Write out the whole of the material exactly.
[Start Data for the task]
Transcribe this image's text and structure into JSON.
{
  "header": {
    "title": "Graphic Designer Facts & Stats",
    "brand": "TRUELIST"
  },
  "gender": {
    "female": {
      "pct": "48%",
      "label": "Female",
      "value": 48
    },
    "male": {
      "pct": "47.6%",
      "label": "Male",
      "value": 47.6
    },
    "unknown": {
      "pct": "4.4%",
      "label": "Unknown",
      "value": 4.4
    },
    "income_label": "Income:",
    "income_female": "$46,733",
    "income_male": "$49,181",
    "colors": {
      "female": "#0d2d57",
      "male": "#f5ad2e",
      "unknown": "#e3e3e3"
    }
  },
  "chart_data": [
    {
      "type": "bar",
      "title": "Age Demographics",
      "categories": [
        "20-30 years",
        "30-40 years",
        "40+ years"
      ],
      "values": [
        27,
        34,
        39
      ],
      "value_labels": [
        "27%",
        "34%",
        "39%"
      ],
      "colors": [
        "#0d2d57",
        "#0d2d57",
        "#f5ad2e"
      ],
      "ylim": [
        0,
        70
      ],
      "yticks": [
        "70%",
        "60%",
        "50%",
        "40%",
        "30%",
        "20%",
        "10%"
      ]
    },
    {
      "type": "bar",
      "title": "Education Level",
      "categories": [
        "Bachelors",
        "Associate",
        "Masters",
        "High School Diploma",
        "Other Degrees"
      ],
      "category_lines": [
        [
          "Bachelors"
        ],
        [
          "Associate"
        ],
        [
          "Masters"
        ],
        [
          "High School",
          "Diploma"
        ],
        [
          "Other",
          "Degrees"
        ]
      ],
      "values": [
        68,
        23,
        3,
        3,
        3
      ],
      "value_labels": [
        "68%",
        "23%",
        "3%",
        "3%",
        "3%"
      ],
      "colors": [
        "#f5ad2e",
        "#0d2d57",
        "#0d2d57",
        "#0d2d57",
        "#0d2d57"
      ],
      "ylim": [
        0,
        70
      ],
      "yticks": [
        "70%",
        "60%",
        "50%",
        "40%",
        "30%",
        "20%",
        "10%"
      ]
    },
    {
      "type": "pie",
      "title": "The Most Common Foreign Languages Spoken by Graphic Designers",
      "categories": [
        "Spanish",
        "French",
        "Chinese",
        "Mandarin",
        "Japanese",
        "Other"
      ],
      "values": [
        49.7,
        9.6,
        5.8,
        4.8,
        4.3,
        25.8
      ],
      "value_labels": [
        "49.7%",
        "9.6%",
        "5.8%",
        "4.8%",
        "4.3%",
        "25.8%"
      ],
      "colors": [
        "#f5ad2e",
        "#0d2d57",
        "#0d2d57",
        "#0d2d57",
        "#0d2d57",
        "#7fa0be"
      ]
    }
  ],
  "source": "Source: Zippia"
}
[End Data for the task]
→ The completed task
Transcribe this image's text and structure into JSON.
{
  "header": {
    "title": "Graphic Designer Facts & Stats",
    "brand": "TRUELIST"
  },
  "gender": {
    "female": {
      "pct": "48%",
      "label": "Female",
      "value": 48
    },
    "male": {
      "pct": "47.6%",
      "label": "Male",
      "value": 47.6
    },
    "unknown": {
      "pct": "4.4%",
      "label": "Unknown",
      "value": 4.4
    },
    "income_label": "Income:",
    "income_female": "$46,733",
    "income_male": "$49,181",
    "colors": {
      "female": "#0d2d57",
      "male": "#f5ad2e",
      "unknown": "#e3e3e3"
    }
  },
  "chart_data": [
    {
      "type": "bar",
      "title": "Age Demographics",
      "categories": [
        "20-30 years",
        "30-40 years",
        "40+ years"
      ],
      "values": [
        27,
        34,
        39
      ],
      "value_labels": [
        "27%",
        "34%",
        "39%"
      ],
      "colors": [
        "#0d2d57",
        "#0d2d57",
        "#f5ad2e"
      ],
      "ylim": [
        0,
        70
      ],
      "yticks": [
        "70%",
        "60%",
        "50%",
        "40%",
        "30%",
        "20%",
        "10%"
      ]
    },
    {
      "type": "bar",
      "title": "Education Level",
      "categories": [
        "Bachelors",
        "Associate",
        "Masters",
        "High School Diploma",
        "Other Degrees"
      ],
      "category_lines": [
        [
          "Bachelors"
        ],
        [
          "Associate"
        ],
        [
          "Masters"
        ],
        [
          "High School",
          "Diploma"
        ],
        [
          "Other",
          "Degrees"
        ]
      ],
      "values": [
        68,
        23,
        3,
        3,
        3
      ],
      "value_labels": [
        "68%",
        "23%",
        "3%",
        "3%",
        "3%"
      ],
      "colors": [
        "#f5ad2e",
        "#0d2d57",
        "#0d2d57",
        "#0d2d57",
        "#0d2d57"
      ],
      "ylim": [
        0,
        70
      ],
      "yticks": [
        "70%",
        "60%",
        "50%",
        "40%",
        "30%",
        "20%",
        "10%"
      ]
    },
    {
      "type": "pie",
      "title": "The Most Common Foreign Languages Spoken by Graphic Designers",
      "categories": [
        "Spanish",
        "French",
        "Chinese",
        "Mandarin",
        "Japanese",
        "Other"
      ],
      "values": [
        49.7,
        9.6,
        5.8,
        4.8,
        4.3,
        25.8
      ],
      "value_labels": [
        "49.7%",
        "9.6%",
        "5.8%",
        "4.8%",
        "4.3%",
        "25.8%"
      ],
      "colors": [
        "#f5ad2e",
        "#0d2d57",
        "#0d2d57",
        "#0d2d57",
        "#0d2d57",
        "#7fa0be"
      ]
    }
  ],
  "source": "Source: Zippia"
}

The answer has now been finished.